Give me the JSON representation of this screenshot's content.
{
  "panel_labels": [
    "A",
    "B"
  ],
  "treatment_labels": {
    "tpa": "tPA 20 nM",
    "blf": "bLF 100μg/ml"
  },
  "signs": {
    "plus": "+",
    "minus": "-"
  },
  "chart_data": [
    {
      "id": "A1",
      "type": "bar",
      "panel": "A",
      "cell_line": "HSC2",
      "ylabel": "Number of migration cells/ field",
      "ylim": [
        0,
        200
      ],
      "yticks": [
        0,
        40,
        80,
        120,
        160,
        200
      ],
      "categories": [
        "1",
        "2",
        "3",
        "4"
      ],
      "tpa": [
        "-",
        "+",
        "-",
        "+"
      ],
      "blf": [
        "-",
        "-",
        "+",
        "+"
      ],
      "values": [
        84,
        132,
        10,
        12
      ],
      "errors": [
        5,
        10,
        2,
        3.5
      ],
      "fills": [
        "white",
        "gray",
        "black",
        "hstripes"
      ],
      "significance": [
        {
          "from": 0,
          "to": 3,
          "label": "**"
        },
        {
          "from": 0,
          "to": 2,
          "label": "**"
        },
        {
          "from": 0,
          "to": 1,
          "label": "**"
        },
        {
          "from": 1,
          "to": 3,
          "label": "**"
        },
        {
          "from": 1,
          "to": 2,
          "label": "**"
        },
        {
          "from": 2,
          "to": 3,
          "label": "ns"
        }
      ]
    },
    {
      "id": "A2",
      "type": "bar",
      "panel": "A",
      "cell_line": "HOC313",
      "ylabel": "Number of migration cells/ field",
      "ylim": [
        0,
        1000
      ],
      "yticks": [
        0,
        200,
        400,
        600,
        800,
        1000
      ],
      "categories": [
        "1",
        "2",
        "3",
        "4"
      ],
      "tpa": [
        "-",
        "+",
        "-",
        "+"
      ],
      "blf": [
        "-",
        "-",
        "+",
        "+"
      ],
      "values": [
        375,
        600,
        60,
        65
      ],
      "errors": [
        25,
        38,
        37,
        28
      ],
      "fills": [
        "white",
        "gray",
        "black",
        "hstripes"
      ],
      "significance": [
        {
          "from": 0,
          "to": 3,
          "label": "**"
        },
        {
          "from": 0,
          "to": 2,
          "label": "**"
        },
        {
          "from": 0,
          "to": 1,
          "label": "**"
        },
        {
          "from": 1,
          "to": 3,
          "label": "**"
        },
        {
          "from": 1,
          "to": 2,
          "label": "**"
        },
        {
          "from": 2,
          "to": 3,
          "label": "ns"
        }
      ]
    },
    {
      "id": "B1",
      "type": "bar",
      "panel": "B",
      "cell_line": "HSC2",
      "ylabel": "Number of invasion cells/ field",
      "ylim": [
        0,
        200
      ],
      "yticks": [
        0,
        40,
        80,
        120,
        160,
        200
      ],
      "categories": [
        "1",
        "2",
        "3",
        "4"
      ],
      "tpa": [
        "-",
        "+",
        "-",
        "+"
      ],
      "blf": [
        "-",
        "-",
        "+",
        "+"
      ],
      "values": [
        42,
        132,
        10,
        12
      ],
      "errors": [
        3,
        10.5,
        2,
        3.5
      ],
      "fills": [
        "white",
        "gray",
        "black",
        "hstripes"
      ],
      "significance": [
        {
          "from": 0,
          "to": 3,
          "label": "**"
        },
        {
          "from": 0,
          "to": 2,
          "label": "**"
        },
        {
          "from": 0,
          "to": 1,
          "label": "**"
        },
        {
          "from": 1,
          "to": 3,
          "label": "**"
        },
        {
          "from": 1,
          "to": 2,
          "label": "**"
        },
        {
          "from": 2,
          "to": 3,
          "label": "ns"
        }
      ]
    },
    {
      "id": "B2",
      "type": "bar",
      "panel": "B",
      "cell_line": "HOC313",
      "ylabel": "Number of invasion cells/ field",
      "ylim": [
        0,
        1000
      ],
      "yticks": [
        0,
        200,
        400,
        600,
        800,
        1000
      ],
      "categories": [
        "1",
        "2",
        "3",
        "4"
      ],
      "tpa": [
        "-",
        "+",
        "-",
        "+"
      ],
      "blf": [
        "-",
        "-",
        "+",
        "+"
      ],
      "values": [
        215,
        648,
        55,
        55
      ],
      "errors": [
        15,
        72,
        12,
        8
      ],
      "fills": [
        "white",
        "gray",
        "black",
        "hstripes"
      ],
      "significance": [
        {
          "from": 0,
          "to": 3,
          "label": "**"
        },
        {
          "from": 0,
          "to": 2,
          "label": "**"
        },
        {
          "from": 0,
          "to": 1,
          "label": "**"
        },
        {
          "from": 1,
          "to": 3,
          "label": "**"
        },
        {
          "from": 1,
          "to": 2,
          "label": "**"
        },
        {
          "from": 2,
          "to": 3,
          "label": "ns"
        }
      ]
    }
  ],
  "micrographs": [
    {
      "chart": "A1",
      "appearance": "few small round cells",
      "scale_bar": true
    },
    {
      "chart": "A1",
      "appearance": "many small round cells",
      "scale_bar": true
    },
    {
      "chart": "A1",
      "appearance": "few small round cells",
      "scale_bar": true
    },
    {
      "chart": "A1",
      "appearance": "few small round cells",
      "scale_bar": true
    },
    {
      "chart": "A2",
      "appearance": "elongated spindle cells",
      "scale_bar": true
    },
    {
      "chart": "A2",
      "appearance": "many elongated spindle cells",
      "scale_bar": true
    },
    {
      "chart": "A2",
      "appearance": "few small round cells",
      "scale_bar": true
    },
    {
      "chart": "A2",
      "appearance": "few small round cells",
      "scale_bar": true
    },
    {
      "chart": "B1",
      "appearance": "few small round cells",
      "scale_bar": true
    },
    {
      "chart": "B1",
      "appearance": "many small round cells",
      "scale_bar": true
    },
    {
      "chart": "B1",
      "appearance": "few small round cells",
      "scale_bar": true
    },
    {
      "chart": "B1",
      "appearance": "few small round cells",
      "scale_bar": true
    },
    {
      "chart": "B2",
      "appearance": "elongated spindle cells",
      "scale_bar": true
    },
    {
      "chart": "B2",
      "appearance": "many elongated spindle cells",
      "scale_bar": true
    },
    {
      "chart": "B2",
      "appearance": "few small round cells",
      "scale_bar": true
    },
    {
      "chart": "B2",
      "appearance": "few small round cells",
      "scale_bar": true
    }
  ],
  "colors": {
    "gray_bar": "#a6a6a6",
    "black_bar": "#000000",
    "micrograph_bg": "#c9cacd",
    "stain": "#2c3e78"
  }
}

____

Your instructions: Print the material once more. Change nothing.

Written solution:
Give me the JSON representation of this screenshot's content.
{
  "panel_labels": [
    "A",
    "B"
  ],
  "treatment_labels": {
    "tpa": "tPA 20 nM",
    "blf": "bLF 100μg/ml"
  },
  "signs": {
    "plus": "+",
    "minus": "-"
  },
  "chart_data": [
    {
      "id": "A1",
      "type": "bar",
      "panel": "A",
      "cell_line": "HSC2",
      "ylabel": "Number of migration cells/ field",
      "ylim": [
        0,
        200
      ],
      "yticks": [
        0,
        40,
        80,
        120,
        160,
        200
      ],
      "categories": [
        "1",
        "2",
        "3",
        "4"
      ],
      "tpa": [
        "-",
        "+",
        "-",
        "+"
      ],
      "blf": [
        "-",
        "-",
        "+",
        "+"
      ],
      "values": [
        84,
        132,
        10,
        12
      ],
      "errors": [
        5,
        10,
        2,
        3.5
      ],
      "fills": [
        "white",
        "gray",
        "black",
        "hstripes"
      ],
      "significance": [
        {
          "from": 0,
          "to": 3,
          "label": "**"
        },
        {
          "from": 0,
          "to": 2,
          "label": "**"
        },
        {
          "from": 0,
          "to": 1,
          "label": "**"
        },
        {
          "from": 1,
          "to": 3,
          "label": "**"
        },
        {
          "from": 1,
          "to": 2,
          "label": "**"
        },
        {
          "from": 2,
          "to": 3,
          "label": "ns"
        }
      ]
    },
    {
      "id": "A2",
      "type": "bar",
      "panel": "A",
      "cell_line": "HOC313",
      "ylabel": "Number of migration cells/ field",
      "ylim": [
        0,
        1000
      ],
      "yticks": [
        0,
        200,
        400,
        600,
        800,
        1000
      ],
      "categories": [
        "1",
        "2",
        "3",
        "4"
      ],
      "tpa": [
        "-",
        "+",
        "-",
        "+"
      ],
      "blf": [
        "-",
        "-",
        "+",
        "+"
      ],
      "values": [
        375,
        600,
        60,
        65
      ],
      "errors": [
        25,
        38,
        37,
        28
      ],
      "fills": [
        "white",
        "gray",
        "black",
        "hstripes"
      ],
      "significance": [
        {
          "from": 0,
          "to": 3,
          "label": "**"
        },
        {
          "from": 0,
          "to": 2,
          "label": "**"
        },
        {
          "from": 0,
          "to": 1,
          "label": "**"
        },
        {
          "from": 1,
          "to": 3,
          "label": "**"
        },
        {
          "from": 1,
          "to": 2,
          "label": "**"
        },
        {
          "from": 2,
          "to": 3,
          "label": "ns"
        }
      ]
    },
    {
      "id": "B1",
      "type": "bar",
      "panel": "B",
      "cell_line": "HSC2",
      "ylabel": "Number of invasion cells/ field",
      "ylim": [
        0,
        200
      ],
      "yticks": [
        0,
        40,
        80,
        120,
        160,
        200
      ],
      "categories": [
        "1",
        "2",
        "3",
        "4"
      ],
      "tpa": [
        "-",
        "+",
        "-",
        "+"
      ],
      "blf": [
        "-",
        "-",
        "+",
        "+"
      ],
      "values": [
        42,
        132,
        10,
        12
      ],
      "errors": [
        3,
        10.5,
        2,
        3.5
      ],
      "fills": [
        "white",
        "gray",
        "black",
        "hstripes"
      ],
      "significance": [
        {
          "from": 0,
          "to": 3,
          "label": "**"
        },
        {
          "from": 0,
          "to": 2,
          "label": "**"
        },
        {
          "from": 0,
          "to": 1,
          "label": "**"
        },
        {
          "from": 1,
          "to": 3,
          "label": "**"
        },
        {
          "from": 1,
          "to": 2,
          "label": "**"
        },
        {
          "from": 2,
          "to": 3,
          "label": "ns"
        }
      ]
    },
    {
      "id": "B2",
      "type": "bar",
      "panel": "B",
      "cell_line": "HOC313",
      "ylabel": "Number of invasion cells/ field",
      "ylim": [
        0,
        1000
      ],
      "yticks": [
        0,
        200,
        400,
        600,
        800,
        1000
      ],
      "categories": [
        "1",
        "2",
        "3",
        "4"
      ],
      "tpa": [
        "-",
        "+",
        "-",
        "+"
      ],
      "blf": [
        "-",
        "-",
        "+",
        "+"
      ],
      "values": [
        215,
        648,
        55,
        55
      ],
      "errors": [
        15,
        72,
        12,
        8
      ],
      "fills": [
        "white",
        "gray",
        "black",
        "hstripes"
      ],
      "significance": [
        {
          "from": 0,
          "to": 3,
          "label": "**"
        },
        {
          "from": 0,
          "to": 2,
          "label": "**"
        },
        {
          "from": 0,
          "to": 1,
          "label": "**"
        },
        {
          "from": 1,
          "to": 3,
          "label": "**"
        },
        {
          "from": 1,
          "to": 2,
          "label": "**"
        },
        {
          "from": 2,
          "to": 3,
          "label": "ns"
        }
      ]
    }
  ],
  "micrographs": [
    {
      "chart": "A1",
      "appearance": "few small round cells",
      "scale_bar": true
    },
    {
      "chart": "A1",
      "appearance": "many small round cells",
      "scale_bar": true
    },
    {
      "chart": "A1",
      "appearance": "few small round cells",
      "scale_bar": true
    },
    {
      "chart": "A1",
      "appearance": "few small round cells",
      "scale_bar": true
    },
    {
      "chart": "A2",
      "appearance": "elongated spindle cells",
      "scale_bar": true
    },
    {
      "chart": "A2",
      "appearance": "many elongated spindle cells",
      "scale_bar": true
    },
    {
      "chart": "A2",
      "appearance": "few small round cells",
      "scale_bar": true
    },
    {
      "chart": "A2",
      "appearance": "few small round cells",
      "scale_bar": true
    },
    {
      "chart": "B1",
      "appearance": "few small round cells",
      "scale_bar": true
    },
    {
      "chart": "B1",
      "appearance": "many small round cells",
      "scale_bar": true
    },
    {
      "chart": "B1",
      "appearance": "few small round cells",
      "scale_bar": true
    },
    {
      "chart": "B1",
      "appearance": "few small round cells",
      "scale_bar": true
    },
    {
      "chart": "B2",
      "appearance": "elongated spindle cells",
      "scale_bar": true
    },
    {
      "chart": "B2",
      "appearance": "many elongated spindle cells",
      "scale_bar": true
    },
    {
      "chart": "B2",
      "appearance": "few small round cells",
      "scale_bar": true
    },
    {
      "chart": "B2",
      "appearance": "few small round cells",
      "scale_bar": true
    }
  ],
  "colors": {
    "gray_bar": "#a6a6a6",
    "black_bar": "#000000",
    "micrograph_bg": "#c9cacd",
    "stain": "#2c3e78"
  }
}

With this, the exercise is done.